• SHORT TASK:
Examine the material below and count the lines that hold the word "name". Report only the number.

#### DATA EXCERPTS

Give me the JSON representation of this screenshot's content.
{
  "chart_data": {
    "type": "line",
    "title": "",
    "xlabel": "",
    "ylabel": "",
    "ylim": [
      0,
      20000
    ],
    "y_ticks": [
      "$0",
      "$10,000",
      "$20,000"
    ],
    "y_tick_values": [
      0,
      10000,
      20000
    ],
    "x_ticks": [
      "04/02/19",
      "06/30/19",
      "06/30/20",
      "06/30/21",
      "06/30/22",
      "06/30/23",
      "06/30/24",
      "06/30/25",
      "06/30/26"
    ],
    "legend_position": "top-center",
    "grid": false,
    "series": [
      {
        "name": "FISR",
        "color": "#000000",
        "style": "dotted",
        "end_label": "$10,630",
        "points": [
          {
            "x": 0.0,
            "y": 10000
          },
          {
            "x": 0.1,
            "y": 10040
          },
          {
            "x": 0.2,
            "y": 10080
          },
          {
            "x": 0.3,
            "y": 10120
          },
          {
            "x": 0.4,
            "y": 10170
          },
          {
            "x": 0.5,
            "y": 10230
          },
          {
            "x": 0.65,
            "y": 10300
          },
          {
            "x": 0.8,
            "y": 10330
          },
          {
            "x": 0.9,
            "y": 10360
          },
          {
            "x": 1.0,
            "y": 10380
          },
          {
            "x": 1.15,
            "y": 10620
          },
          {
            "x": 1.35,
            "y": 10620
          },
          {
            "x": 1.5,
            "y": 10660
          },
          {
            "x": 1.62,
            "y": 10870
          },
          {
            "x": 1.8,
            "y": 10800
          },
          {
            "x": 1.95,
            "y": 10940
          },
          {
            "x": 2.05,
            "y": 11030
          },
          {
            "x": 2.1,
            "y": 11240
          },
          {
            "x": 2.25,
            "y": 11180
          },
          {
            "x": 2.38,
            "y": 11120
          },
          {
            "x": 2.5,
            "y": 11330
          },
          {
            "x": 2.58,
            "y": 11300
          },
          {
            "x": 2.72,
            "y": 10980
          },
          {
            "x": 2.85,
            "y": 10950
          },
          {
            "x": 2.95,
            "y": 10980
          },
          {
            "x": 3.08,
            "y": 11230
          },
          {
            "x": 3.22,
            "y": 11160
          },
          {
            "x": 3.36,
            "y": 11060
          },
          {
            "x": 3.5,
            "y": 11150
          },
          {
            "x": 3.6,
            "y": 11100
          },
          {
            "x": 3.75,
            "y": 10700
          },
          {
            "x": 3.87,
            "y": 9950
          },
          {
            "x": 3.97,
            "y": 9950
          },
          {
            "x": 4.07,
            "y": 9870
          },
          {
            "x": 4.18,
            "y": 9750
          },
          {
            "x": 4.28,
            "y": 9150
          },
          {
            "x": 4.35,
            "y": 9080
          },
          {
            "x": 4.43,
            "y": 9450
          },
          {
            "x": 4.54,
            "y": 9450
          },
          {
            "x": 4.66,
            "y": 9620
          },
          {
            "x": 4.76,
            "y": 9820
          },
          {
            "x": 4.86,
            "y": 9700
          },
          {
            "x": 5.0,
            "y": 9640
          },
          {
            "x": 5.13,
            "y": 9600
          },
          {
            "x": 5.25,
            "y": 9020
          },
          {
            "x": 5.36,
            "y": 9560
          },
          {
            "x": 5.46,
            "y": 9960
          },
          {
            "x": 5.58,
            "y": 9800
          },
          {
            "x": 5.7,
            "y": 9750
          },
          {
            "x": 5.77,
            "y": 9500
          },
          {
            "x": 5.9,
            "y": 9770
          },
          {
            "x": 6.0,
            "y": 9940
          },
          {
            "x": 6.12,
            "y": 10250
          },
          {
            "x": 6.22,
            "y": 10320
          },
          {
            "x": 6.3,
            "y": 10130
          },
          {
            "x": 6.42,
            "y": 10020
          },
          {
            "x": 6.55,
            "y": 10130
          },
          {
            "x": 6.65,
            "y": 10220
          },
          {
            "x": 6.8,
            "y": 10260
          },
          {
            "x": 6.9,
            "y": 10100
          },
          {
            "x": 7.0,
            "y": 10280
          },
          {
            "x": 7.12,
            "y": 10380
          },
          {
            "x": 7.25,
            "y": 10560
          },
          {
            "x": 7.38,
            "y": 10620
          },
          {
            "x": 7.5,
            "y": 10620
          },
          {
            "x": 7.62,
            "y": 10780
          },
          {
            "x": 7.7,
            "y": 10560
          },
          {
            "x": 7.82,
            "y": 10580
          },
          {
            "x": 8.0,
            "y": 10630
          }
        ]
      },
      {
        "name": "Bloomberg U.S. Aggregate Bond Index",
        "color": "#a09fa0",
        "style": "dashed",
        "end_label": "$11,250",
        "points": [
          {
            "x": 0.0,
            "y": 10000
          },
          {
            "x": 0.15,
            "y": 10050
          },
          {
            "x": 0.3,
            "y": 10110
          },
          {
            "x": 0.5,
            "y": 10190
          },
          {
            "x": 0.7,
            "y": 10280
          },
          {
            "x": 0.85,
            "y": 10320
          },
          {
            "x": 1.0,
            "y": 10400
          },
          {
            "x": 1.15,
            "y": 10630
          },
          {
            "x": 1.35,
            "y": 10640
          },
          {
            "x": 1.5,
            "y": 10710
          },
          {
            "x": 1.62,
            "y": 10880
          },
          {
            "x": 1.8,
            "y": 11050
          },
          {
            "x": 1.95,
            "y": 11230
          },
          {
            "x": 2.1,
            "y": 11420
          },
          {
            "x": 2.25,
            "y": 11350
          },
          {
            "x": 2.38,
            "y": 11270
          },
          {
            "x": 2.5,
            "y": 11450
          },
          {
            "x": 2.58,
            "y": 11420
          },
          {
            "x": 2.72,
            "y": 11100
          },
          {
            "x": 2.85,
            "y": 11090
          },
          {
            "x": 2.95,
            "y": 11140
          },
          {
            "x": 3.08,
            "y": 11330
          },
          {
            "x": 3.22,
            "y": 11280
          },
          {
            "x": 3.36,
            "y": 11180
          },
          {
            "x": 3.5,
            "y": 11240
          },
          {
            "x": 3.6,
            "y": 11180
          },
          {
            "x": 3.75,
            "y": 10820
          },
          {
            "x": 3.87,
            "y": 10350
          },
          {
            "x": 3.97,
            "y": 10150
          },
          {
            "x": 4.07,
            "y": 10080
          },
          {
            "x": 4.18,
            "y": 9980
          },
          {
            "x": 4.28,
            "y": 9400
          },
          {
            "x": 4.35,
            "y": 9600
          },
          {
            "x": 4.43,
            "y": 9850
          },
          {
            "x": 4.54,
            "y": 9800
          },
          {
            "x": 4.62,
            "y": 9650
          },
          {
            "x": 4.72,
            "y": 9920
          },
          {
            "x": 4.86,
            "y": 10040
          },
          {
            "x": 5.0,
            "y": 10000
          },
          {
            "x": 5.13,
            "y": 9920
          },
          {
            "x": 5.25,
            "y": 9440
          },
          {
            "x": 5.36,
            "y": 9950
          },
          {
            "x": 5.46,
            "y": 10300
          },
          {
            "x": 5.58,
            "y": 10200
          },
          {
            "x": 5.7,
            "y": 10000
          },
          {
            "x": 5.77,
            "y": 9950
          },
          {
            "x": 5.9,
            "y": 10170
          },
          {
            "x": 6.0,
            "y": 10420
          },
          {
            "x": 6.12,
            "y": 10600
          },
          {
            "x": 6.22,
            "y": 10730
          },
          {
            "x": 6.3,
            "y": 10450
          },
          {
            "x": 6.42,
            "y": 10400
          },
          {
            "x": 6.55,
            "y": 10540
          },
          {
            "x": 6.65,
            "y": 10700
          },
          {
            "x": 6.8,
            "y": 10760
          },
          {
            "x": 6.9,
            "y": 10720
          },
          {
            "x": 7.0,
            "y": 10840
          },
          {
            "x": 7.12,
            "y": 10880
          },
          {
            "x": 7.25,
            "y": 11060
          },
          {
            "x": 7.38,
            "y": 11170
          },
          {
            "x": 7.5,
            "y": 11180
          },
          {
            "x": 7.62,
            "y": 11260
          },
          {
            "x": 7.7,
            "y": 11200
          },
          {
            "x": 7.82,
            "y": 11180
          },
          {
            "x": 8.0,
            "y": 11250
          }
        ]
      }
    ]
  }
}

########

• ANSWER FOR THIS EXERCISE:
2